>> BEGIN Material for this exercise

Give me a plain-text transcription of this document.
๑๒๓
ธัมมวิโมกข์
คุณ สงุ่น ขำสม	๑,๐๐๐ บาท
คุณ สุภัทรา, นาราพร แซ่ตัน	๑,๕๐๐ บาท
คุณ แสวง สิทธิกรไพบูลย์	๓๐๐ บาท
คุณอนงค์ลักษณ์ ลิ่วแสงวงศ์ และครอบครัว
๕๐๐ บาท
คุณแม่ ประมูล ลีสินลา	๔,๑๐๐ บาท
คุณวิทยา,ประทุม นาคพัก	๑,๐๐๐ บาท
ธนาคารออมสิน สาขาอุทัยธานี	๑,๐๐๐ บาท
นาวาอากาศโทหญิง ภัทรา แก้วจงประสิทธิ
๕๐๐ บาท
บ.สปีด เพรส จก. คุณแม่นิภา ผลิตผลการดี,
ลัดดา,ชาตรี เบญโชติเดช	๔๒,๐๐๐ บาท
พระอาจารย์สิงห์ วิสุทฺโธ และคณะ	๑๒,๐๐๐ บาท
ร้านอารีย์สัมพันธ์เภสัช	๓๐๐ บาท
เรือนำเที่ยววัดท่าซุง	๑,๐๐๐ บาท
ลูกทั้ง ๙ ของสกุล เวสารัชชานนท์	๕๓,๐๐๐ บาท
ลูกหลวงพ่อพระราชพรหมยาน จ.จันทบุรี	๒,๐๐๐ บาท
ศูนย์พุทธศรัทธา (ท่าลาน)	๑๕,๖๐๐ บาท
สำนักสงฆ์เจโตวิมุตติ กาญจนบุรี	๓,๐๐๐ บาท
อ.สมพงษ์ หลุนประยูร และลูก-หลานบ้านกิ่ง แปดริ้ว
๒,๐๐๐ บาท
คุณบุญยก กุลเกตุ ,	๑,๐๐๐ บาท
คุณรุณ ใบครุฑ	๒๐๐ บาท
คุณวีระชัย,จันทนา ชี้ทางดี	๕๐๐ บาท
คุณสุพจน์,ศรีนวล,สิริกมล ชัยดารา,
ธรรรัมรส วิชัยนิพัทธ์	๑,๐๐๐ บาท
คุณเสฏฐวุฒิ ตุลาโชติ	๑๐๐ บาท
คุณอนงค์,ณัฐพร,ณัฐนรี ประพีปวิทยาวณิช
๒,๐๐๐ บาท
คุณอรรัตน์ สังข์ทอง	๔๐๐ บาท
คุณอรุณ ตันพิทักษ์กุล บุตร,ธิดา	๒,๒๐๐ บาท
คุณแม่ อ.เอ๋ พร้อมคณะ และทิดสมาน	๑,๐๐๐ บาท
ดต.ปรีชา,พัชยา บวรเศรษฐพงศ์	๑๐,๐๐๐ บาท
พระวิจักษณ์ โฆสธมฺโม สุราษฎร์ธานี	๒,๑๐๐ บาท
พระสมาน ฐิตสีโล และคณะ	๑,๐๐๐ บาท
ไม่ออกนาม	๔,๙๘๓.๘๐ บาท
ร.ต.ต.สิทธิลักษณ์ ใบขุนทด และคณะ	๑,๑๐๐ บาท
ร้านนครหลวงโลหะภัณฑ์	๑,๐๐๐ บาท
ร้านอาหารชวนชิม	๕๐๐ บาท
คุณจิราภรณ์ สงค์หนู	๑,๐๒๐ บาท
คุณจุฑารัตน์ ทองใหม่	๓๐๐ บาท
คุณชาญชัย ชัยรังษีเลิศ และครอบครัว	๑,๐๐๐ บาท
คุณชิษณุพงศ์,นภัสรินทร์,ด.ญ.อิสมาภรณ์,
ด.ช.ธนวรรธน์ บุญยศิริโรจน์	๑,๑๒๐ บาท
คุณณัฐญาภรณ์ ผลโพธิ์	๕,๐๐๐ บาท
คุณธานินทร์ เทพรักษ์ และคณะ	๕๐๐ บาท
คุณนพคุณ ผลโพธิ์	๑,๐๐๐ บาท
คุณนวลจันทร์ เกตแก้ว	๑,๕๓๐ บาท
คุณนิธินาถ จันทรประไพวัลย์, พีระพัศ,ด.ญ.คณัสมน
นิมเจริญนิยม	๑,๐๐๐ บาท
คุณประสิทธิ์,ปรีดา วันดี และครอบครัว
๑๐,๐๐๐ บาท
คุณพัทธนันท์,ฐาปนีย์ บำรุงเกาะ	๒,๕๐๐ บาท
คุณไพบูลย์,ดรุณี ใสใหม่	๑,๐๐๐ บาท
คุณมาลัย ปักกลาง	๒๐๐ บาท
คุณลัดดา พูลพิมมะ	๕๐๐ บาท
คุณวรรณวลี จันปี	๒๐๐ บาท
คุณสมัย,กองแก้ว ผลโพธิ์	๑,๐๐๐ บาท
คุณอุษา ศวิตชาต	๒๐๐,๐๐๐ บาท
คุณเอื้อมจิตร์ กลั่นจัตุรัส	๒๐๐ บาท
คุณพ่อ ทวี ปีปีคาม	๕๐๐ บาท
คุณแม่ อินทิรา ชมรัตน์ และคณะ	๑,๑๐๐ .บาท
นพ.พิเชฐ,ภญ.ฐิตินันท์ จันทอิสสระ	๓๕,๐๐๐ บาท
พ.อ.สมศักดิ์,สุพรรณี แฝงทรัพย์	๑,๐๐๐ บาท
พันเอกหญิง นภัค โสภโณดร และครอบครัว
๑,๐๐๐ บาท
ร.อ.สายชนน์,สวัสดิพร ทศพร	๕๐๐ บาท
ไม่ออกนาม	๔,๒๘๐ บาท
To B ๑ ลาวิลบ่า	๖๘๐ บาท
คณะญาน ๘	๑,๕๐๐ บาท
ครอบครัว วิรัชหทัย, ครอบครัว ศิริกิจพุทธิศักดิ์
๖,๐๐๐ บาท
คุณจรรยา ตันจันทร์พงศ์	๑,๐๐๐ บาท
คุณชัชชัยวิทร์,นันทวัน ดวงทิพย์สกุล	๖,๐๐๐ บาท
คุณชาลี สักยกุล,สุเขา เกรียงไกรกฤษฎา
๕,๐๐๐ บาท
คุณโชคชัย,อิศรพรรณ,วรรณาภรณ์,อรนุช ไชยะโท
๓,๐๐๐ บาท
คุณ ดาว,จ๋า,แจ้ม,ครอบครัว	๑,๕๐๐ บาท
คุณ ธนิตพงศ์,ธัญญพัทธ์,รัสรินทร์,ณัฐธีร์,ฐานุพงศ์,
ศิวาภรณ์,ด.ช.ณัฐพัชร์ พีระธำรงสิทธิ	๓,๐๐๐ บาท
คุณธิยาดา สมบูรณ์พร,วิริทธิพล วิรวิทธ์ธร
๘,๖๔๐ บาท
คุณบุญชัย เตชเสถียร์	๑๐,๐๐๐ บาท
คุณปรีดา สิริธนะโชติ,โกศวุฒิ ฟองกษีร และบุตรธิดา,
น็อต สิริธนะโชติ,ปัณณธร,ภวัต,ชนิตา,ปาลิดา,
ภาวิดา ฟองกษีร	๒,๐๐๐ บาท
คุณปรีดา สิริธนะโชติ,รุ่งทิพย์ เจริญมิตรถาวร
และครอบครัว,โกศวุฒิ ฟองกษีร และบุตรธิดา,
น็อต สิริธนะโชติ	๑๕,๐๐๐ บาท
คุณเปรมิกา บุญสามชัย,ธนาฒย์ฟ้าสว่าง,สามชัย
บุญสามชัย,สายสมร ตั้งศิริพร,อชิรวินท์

>> END Material for this exercise

== Instructions for the task ==
Using the entries above, return each line that includes the word "และครอบคร".

== The reply ==
คุณอนงค์ลักษณ์ ลิ่วแสงวงศ์ และครอบครัว
คุณชาญชัย ชัยรังษีเลิศ และครอบครัว	๑,๐๐๐ บาท
คุณประสิทธิ์,ปรีดา วันดี และครอบครัว
พันเอกหญิง นภัค โสภโณดร และครอบครัว
และครอบครัว,โกศวุฒิ ฟองกษีร และบุตรธิดา,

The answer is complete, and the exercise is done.